Posted on 04/22/2015 12:04:08 AM PDT by Cincinatus' Wife

Wisconsin Gov. Scott Walker’s newfound skepticism of legal immigration levels is a potential turning point in the still nascent presidential race, potentially dragging the Republican Party further to the right than Mitt Romney’s hardline immigration platform in 2012.

“In terms of legal immigration, how we need to approach that going forward is saying – the next president and the next Congress need to make decisions about a legal immigration system that’s based on, first and foremost, on protecting American workers and American wages,” Walker said Monday in an interview with Glenn Beck. “It is a fundamentally lost issue by many in elected positions today – what is this doing for American workers looking for jobs, what is this doing to wages, and we need to have that be at the forefront of our discussion going forward.”

Written instruction 1: Condense the paragraph of the Walker excerpt that begins "Wisconsin Gov. Scott Walker's newfound skepticism" into one shorter sentence that keeps its main facts.
The Walker excerpt has no connection to the records.

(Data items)
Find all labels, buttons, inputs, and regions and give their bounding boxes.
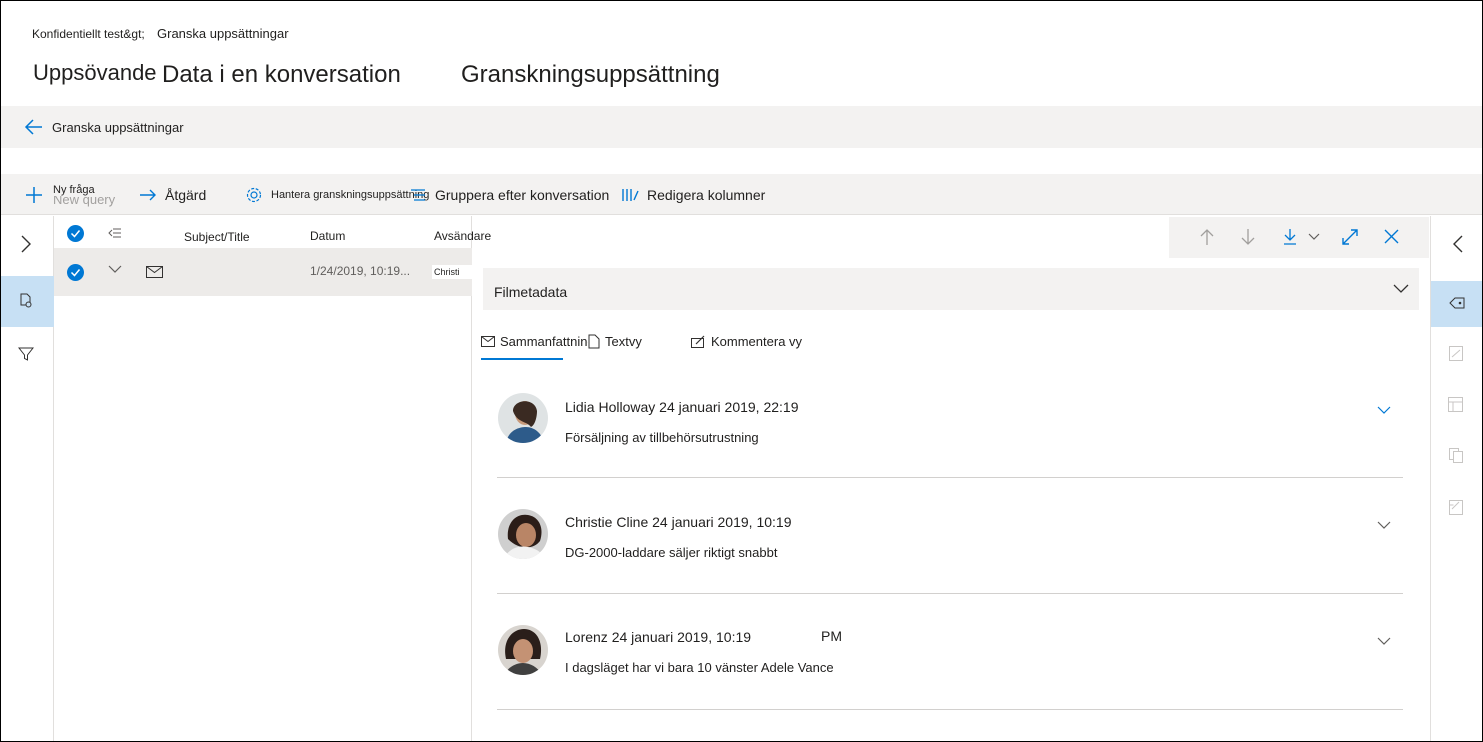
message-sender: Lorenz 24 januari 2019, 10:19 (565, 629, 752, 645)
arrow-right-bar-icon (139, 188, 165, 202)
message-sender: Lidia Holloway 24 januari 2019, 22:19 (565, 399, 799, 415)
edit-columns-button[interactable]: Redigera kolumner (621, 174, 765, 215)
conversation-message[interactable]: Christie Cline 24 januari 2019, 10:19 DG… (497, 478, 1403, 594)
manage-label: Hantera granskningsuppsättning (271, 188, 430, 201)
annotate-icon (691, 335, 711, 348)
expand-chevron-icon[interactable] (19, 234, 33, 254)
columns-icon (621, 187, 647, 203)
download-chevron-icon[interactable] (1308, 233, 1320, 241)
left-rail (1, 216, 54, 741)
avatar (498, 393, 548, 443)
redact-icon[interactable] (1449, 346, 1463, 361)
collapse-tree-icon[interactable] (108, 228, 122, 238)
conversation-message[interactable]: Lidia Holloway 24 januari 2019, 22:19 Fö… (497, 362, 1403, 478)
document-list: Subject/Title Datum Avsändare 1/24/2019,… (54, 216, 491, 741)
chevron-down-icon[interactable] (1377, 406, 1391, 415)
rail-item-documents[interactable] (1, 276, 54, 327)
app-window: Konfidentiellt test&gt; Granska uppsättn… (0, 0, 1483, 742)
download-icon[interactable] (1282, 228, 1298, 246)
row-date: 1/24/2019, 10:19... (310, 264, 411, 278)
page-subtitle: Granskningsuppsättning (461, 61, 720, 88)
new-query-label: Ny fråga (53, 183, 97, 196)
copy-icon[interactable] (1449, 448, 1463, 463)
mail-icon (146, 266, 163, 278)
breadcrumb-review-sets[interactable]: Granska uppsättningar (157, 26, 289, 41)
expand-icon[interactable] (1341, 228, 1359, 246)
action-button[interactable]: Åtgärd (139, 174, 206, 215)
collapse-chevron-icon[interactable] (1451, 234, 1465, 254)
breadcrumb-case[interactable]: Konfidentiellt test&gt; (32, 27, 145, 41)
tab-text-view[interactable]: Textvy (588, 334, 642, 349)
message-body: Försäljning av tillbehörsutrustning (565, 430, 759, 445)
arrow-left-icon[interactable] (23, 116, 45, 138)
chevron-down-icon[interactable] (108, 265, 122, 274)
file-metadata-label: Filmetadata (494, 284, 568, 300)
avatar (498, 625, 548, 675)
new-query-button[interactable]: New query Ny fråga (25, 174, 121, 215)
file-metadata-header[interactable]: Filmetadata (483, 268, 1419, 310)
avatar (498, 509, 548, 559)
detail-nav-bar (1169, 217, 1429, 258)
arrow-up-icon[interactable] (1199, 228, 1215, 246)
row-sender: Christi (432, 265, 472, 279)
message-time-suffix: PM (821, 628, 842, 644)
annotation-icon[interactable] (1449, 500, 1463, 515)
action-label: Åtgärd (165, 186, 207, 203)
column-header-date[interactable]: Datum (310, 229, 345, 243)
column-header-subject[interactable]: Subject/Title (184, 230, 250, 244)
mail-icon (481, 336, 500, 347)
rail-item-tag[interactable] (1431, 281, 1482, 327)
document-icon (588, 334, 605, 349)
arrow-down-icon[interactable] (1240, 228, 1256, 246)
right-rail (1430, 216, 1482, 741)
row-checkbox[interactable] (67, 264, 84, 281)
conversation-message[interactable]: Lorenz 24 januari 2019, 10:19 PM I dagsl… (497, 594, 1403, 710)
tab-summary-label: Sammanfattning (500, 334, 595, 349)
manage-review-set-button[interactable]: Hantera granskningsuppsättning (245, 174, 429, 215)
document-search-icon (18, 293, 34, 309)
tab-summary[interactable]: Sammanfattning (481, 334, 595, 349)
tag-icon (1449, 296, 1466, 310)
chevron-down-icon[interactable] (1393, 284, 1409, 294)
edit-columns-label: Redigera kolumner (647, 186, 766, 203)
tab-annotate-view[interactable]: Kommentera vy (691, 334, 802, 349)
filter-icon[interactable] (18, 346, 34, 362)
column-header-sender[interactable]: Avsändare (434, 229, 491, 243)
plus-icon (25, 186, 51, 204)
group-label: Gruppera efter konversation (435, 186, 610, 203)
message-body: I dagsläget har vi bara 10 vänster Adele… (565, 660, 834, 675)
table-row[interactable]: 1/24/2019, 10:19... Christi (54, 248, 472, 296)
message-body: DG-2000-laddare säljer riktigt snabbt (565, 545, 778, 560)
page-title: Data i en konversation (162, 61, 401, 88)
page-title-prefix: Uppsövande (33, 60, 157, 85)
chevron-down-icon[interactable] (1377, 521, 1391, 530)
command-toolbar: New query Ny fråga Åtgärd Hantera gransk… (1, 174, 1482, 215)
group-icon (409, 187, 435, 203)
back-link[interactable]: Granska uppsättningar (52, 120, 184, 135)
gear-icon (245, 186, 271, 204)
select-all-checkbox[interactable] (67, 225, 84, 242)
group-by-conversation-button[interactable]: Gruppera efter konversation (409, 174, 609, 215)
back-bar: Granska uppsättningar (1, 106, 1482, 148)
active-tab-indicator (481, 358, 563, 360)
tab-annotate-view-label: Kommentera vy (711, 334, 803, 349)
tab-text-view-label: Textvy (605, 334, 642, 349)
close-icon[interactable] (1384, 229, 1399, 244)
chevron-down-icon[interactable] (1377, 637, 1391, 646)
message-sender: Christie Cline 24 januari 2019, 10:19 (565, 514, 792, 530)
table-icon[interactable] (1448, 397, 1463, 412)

Written instruction 2: In the records, edit the lines starting at the one containing "message-sender: Lorenz 24" and ending at the one containing "edit-columns-button[interactable]: Redigera kolumner" so that "message-sender" becomes "sender". Return only those lines.

Task answer 1: Wisconsin Gov. Scott Walker's new skepticism of legal immigration levels could be a turning point in the early presidential race, possibly pushing the Republican Party further right than Mitt Romney's hardline 2012 immigration platform.

Task answer 2:
sender: Lorenz 24 januari 2019, 10:19 (565, 629, 752, 645)
arrow-right-bar-icon (139, 188, 165, 202)
sender: Lidia Holloway 24 januari 2019, 22:19 (565, 399, 799, 415)
edit-columns-button[interactable]: Redigera kolumner (621, 174, 765, 215)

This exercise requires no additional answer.